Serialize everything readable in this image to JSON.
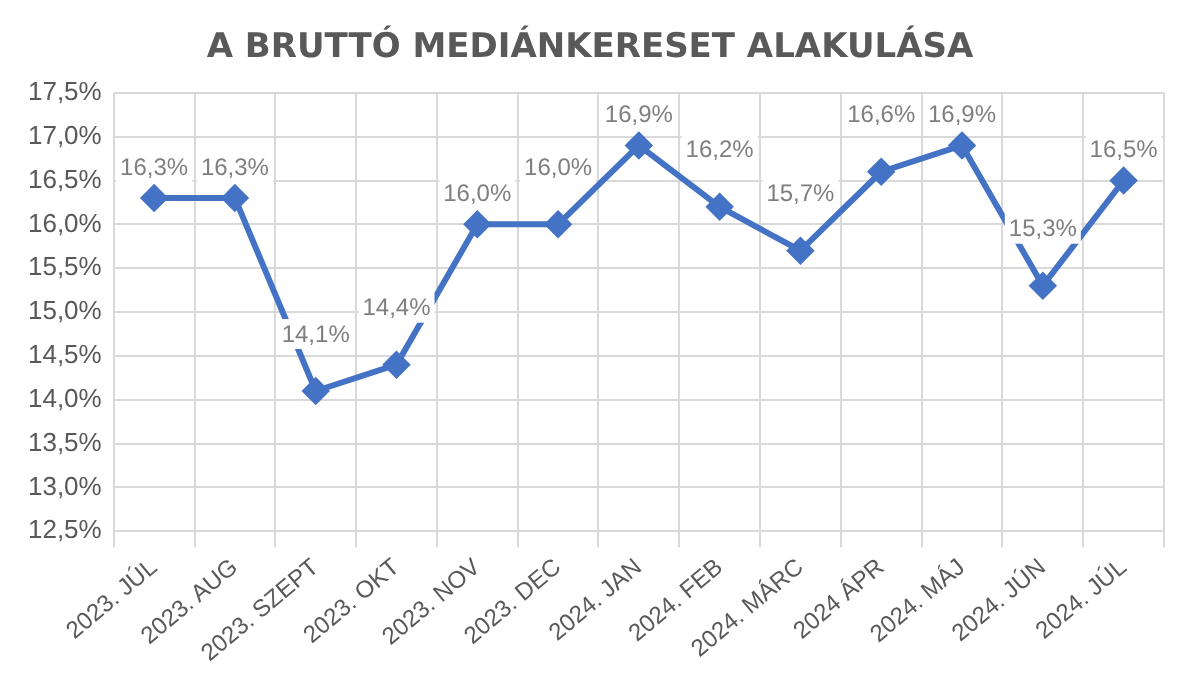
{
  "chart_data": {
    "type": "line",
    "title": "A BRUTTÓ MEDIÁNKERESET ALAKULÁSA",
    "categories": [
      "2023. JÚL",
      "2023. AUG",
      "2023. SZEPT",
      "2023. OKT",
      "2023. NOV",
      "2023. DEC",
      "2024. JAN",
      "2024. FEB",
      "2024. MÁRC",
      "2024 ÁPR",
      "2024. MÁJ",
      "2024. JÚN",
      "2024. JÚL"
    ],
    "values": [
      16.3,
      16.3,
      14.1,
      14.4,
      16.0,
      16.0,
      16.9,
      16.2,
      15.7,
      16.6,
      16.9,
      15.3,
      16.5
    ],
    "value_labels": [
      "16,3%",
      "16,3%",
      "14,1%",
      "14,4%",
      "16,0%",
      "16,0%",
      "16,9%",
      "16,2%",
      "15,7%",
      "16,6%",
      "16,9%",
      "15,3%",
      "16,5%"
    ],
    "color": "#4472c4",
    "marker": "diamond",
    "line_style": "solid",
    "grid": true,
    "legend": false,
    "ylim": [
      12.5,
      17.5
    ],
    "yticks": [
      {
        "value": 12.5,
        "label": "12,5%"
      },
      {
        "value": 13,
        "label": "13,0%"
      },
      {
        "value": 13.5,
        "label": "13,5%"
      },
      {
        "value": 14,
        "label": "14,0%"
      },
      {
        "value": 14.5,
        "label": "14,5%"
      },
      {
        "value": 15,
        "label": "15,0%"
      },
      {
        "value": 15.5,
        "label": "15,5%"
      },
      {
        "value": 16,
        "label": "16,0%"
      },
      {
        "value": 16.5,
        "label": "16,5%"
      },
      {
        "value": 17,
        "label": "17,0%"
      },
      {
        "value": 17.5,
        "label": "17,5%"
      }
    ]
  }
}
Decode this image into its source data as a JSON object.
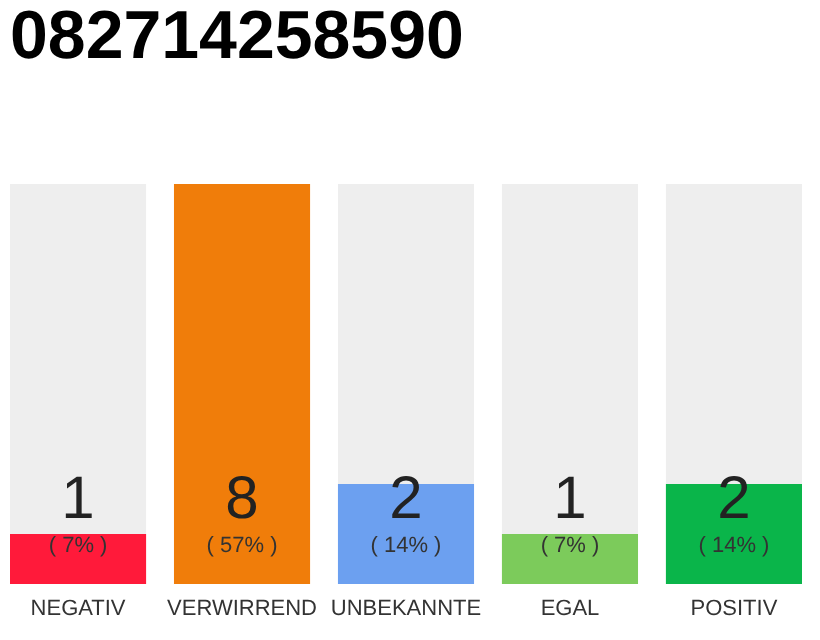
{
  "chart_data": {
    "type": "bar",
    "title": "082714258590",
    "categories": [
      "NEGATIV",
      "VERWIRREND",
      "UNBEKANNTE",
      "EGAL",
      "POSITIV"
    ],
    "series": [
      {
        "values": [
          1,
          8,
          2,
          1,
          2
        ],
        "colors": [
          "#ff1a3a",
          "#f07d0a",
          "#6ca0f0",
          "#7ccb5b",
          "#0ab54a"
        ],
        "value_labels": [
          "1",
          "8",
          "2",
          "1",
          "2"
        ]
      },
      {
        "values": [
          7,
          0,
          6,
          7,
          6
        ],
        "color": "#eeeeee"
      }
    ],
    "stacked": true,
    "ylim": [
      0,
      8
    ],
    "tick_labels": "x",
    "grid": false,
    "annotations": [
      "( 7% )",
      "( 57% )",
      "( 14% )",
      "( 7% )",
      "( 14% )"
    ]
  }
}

...

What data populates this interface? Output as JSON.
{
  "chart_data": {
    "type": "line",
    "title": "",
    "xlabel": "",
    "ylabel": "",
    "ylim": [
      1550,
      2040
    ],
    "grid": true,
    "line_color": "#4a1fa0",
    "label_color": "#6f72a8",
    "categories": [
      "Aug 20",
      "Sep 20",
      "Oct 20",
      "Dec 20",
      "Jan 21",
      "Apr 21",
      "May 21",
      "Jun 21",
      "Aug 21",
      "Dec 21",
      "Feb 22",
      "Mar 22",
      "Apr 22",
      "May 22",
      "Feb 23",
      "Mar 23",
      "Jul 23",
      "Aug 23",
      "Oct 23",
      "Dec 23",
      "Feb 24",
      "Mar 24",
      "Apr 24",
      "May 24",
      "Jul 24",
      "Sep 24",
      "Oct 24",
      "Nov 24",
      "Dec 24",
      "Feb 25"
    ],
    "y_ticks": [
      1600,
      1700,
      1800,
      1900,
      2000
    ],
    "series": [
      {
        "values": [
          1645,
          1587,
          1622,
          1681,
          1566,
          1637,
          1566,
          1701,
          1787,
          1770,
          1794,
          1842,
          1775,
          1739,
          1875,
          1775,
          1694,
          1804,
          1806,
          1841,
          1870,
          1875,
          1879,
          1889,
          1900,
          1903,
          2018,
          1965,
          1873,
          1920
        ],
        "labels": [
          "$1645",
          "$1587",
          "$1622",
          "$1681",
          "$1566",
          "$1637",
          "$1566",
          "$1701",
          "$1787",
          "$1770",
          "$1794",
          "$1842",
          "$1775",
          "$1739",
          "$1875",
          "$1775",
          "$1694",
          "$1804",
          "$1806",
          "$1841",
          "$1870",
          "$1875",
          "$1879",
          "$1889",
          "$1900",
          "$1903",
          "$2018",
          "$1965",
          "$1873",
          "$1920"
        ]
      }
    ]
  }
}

...

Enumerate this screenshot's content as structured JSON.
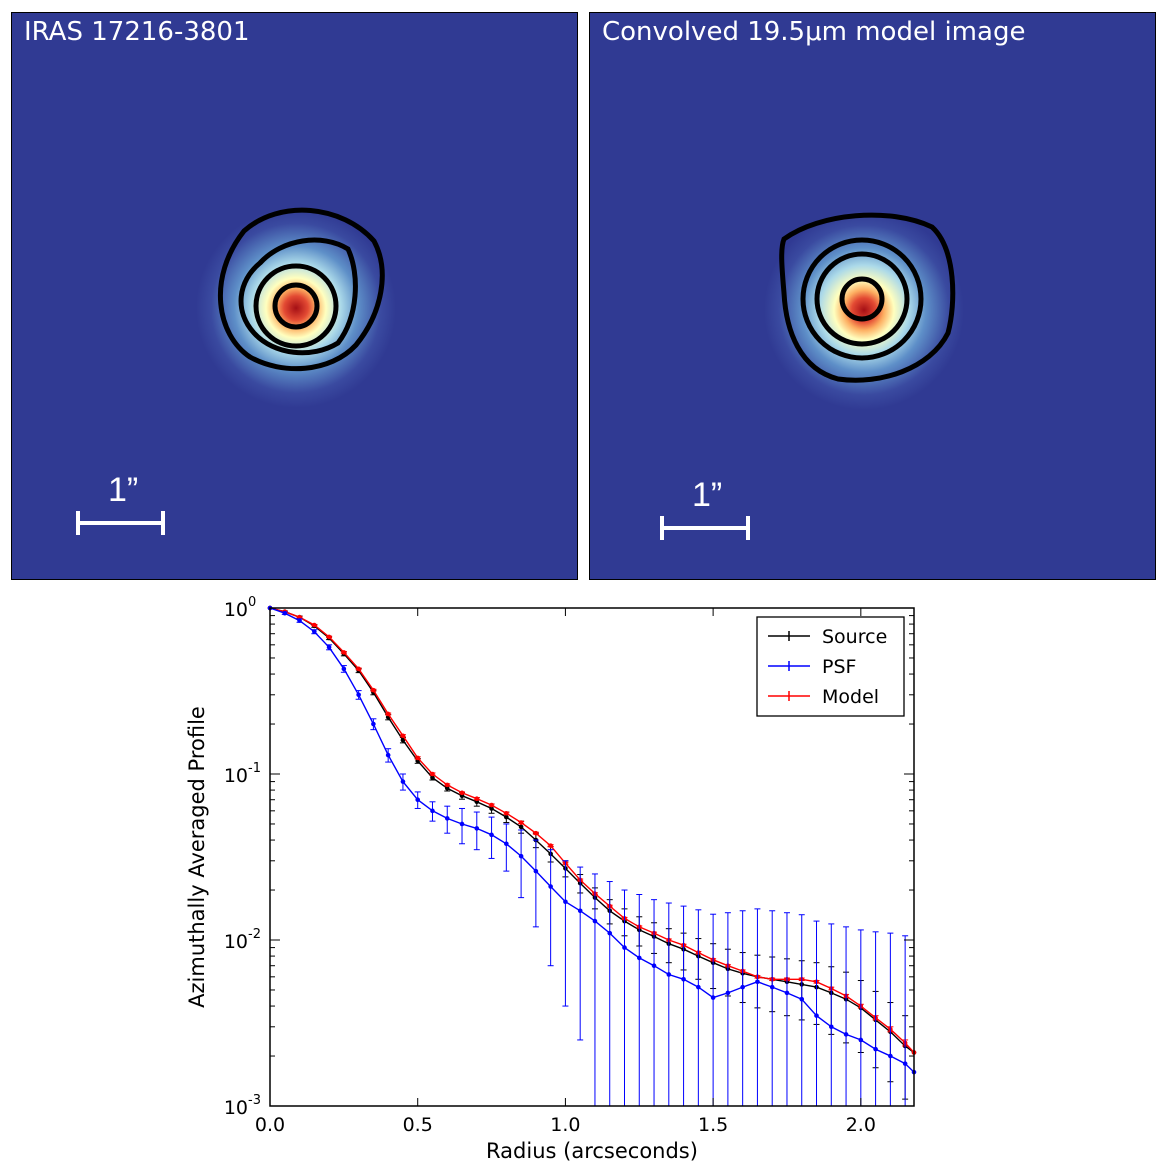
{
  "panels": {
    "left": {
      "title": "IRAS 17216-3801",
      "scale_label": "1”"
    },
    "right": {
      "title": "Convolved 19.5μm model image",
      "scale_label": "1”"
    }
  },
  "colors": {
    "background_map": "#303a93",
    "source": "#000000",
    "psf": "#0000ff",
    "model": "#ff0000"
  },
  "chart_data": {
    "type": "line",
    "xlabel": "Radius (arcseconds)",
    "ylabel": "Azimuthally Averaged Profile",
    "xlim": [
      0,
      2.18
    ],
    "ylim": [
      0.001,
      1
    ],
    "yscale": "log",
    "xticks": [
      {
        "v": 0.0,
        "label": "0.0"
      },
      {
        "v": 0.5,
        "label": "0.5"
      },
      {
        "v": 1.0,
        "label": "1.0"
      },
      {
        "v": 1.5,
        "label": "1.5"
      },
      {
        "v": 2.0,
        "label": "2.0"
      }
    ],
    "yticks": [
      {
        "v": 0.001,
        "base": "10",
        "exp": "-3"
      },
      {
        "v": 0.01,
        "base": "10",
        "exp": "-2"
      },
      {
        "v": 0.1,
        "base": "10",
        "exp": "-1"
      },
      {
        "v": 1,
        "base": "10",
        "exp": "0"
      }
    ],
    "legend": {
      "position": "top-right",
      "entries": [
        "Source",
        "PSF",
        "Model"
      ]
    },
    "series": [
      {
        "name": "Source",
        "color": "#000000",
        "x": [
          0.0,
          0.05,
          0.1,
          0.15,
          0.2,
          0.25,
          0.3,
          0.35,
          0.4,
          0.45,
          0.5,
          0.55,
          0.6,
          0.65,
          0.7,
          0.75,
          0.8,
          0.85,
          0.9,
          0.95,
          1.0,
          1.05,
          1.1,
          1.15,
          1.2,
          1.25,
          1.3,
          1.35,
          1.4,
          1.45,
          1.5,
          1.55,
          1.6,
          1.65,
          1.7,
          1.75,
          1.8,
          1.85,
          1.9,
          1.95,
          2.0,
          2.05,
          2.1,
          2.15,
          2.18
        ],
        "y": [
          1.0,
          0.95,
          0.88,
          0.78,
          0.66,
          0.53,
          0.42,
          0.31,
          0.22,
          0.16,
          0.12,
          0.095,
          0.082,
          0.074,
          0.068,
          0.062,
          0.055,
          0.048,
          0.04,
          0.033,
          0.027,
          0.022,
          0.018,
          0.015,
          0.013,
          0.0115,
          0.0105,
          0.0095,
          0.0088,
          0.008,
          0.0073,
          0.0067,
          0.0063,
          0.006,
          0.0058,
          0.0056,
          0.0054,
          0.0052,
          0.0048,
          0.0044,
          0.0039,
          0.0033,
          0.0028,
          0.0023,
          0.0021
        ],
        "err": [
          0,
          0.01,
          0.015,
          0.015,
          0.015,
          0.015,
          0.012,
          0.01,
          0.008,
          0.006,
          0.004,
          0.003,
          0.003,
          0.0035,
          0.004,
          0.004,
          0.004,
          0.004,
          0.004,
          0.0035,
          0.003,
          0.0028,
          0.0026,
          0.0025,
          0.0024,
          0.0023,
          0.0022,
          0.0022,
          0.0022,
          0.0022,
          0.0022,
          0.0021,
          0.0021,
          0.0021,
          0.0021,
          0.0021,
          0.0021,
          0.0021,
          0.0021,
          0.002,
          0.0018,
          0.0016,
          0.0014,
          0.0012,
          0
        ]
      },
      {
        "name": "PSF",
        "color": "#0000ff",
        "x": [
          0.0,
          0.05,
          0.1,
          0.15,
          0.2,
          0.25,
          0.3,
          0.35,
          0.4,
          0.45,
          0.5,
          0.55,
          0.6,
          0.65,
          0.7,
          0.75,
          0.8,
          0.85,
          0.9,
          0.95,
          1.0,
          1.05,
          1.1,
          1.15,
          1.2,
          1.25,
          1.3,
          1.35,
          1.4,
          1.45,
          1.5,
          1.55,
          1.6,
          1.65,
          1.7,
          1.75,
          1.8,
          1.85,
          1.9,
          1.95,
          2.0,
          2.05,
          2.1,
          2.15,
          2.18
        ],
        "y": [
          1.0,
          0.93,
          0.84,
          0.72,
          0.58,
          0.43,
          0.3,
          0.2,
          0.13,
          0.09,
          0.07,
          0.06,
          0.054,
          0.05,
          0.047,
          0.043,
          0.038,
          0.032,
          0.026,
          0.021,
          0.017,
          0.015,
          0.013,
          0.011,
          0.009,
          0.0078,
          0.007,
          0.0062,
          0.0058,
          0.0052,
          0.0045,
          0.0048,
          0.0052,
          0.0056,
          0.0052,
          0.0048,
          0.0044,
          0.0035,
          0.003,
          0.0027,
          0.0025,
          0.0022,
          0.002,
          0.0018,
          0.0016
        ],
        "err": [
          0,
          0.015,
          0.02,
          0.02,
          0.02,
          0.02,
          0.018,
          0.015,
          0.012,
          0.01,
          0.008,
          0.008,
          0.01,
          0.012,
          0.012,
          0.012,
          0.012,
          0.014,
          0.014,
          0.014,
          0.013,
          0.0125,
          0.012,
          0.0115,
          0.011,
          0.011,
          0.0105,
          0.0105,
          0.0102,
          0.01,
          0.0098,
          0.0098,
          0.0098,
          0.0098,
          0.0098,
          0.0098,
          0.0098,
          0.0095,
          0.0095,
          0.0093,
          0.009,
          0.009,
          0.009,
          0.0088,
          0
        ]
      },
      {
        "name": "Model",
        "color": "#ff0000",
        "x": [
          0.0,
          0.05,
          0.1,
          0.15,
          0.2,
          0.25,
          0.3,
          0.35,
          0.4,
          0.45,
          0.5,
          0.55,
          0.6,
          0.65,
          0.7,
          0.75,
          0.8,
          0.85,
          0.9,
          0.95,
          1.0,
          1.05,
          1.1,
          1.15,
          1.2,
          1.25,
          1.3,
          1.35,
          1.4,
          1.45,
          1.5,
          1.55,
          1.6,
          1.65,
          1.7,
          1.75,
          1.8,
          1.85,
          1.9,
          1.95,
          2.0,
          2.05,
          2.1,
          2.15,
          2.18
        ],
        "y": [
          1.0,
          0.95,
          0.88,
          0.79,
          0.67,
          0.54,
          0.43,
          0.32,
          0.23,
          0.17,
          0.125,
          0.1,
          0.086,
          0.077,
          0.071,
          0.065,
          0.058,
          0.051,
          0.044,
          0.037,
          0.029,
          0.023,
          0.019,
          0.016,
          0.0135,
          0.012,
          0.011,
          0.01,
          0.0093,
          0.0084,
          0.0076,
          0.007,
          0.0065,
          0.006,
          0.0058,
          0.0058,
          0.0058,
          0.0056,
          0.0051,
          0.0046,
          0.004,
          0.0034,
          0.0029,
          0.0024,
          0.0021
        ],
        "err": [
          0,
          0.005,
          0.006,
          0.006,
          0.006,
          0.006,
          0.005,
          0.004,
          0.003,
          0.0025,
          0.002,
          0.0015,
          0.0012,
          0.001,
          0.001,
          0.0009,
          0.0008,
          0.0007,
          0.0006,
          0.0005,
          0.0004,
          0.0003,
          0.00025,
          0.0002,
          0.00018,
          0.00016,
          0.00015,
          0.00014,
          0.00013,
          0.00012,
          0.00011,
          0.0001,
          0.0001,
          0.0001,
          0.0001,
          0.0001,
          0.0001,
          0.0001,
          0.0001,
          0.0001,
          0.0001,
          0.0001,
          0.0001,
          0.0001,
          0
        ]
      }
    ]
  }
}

* **PROBLEM TO SOLVE**: State how many lines of the listing above include the word "JSON". Give nothing but the number.

* **SOLUTION TO THIS TASK**: 4